Print the listing in its entirety and exactly, leaving out images.
-- START RECORDS FOR THIS EXERCISE --
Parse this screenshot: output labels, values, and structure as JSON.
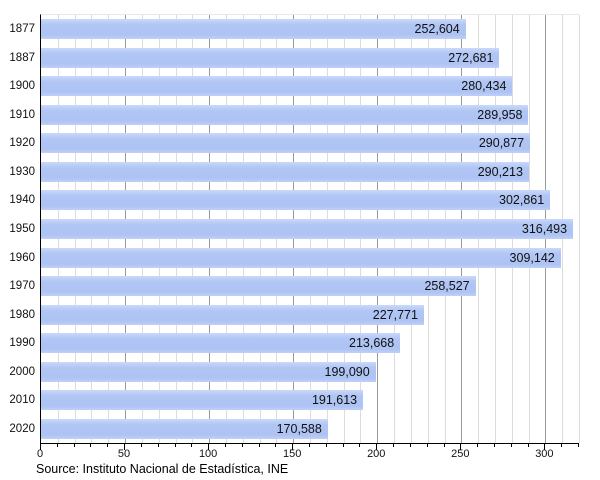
{
  "chart_data": {
    "type": "bar",
    "orientation": "horizontal",
    "title": "",
    "categories": [
      "1877",
      "1887",
      "1900",
      "1910",
      "1920",
      "1930",
      "1940",
      "1950",
      "1960",
      "1970",
      "1980",
      "1990",
      "2000",
      "2010",
      "2020"
    ],
    "values": [
      252604,
      272681,
      280434,
      289958,
      290877,
      290213,
      302861,
      316493,
      309142,
      258527,
      227771,
      213668,
      199090,
      191613,
      170588
    ],
    "value_labels": [
      "252,604",
      "272,681",
      "280,434",
      "289,958",
      "290,877",
      "290,213",
      "302,861",
      "316,493",
      "309,142",
      "258,527",
      "227,771",
      "213,668",
      "199,090",
      "191,613",
      "170,588"
    ],
    "x_axis": {
      "tick_labels": [
        "0",
        "50",
        "100",
        "150",
        "200",
        "250",
        "300"
      ],
      "major_ticks": [
        0,
        50,
        100,
        150,
        200,
        250,
        300
      ],
      "minor_step": 10,
      "min": 0,
      "max": 320
    },
    "grid": "vertical, minor every 10, major every 50",
    "legend": "none",
    "source": "Source: Instituto Nacional de Estadística, INE"
  },
  "colors": {
    "bar_fill": "#adc3f3",
    "bar_highlight": "#cbd8fa",
    "major_gridline": "#9a9a9a",
    "minor_gridline": "#dcdcdc",
    "axis": "#000000",
    "text": "#111111",
    "background": "#ffffff"
  }
}
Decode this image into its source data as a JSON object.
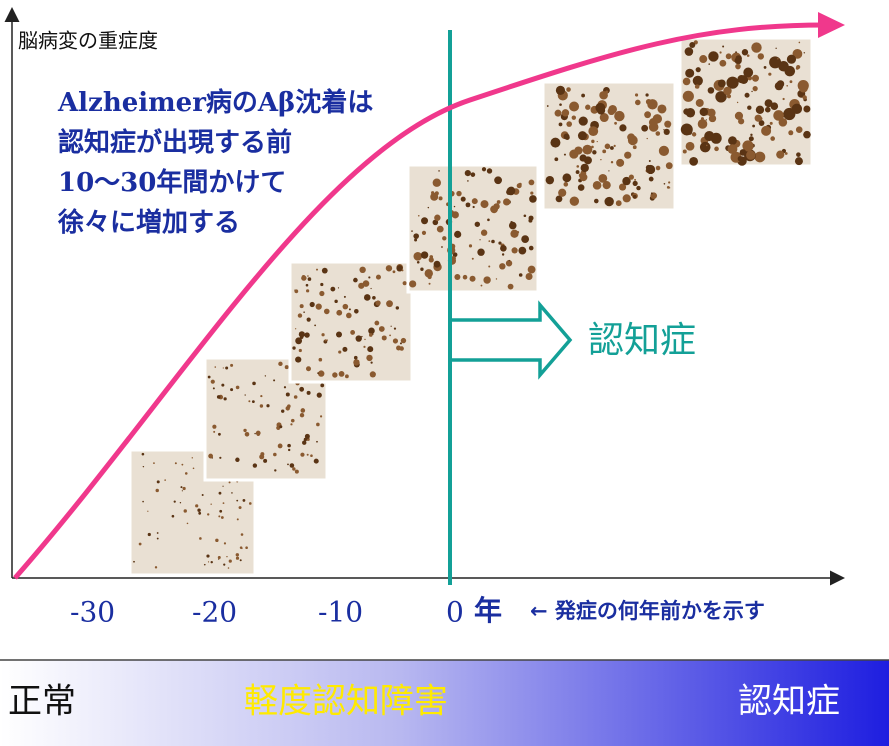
{
  "y_axis_label": "脳病変の重症度",
  "annotation": [
    "Alzheimer病のAβ沈着は",
    "認知症が出現する前",
    "10〜30年間かけて",
    "徐々に増加する"
  ],
  "x_ticks": [
    -30,
    -20,
    -10,
    0
  ],
  "x_unit": "年",
  "x_note": "← 発症の何年前かを示す",
  "onset_label": "認知症",
  "stages": [
    "正常",
    "軽度認知障害",
    "認知症"
  ]
}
-- END RECORDS FOR THIS EXERCISE --
## RESPONSE TO THIS EXERCISE
Parse this screenshot: output labels, values, and structure as JSON.
{
  "chart_data": {
    "type": "bar",
    "orientation": "horizontal",
    "title": "",
    "categories": [
      "1877",
      "1887",
      "1900",
      "1910",
      "1920",
      "1930",
      "1940",
      "1950",
      "1960",
      "1970",
      "1980",
      "1990",
      "2000",
      "2010",
      "2020"
    ],
    "values": [
      252604,
      272681,
      280434,
      289958,
      290877,
      290213,
      302861,
      316493,
      309142,
      258527,
      227771,
      213668,
      199090,
      191613,
      170588
    ],
    "value_labels": [
      "252,604",
      "272,681",
      "280,434",
      "289,958",
      "290,877",
      "290,213",
      "302,861",
      "316,493",
      "309,142",
      "258,527",
      "227,771",
      "213,668",
      "199,090",
      "191,613",
      "170,588"
    ],
    "x_axis": {
      "tick_labels": [
        "0",
        "50",
        "100",
        "150",
        "200",
        "250",
        "300"
      ],
      "major_ticks": [
        0,
        50,
        100,
        150,
        200,
        250,
        300
      ],
      "minor_step": 10,
      "min": 0,
      "max": 320
    },
    "grid": "vertical, minor every 10, major every 50",
    "legend": "none",
    "source": "Source: Instituto Nacional de Estadística, INE"
  },
  "colors": {
    "bar_fill": "#adc3f3",
    "bar_highlight": "#cbd8fa",
    "major_gridline": "#9a9a9a",
    "minor_gridline": "#dcdcdc",
    "axis": "#000000",
    "text": "#111111",
    "background": "#ffffff"
  }
}
Decode this image into its source data as a JSON object.
{
  "y_axis_label": "脳病変の重症度",
  "annotation": [
    "Alzheimer病のAβ沈着は",
    "認知症が出現する前",
    "10〜30年間かけて",
    "徐々に増加する"
  ],
  "x_ticks": [
    -30,
    -20,
    -10,
    0
  ],
  "x_unit": "年",
  "x_note": "← 発症の何年前かを示す",
  "onset_label": "認知症",
  "stages": [
    "正常",
    "軽度認知障害",
    "認知症"
  ]
}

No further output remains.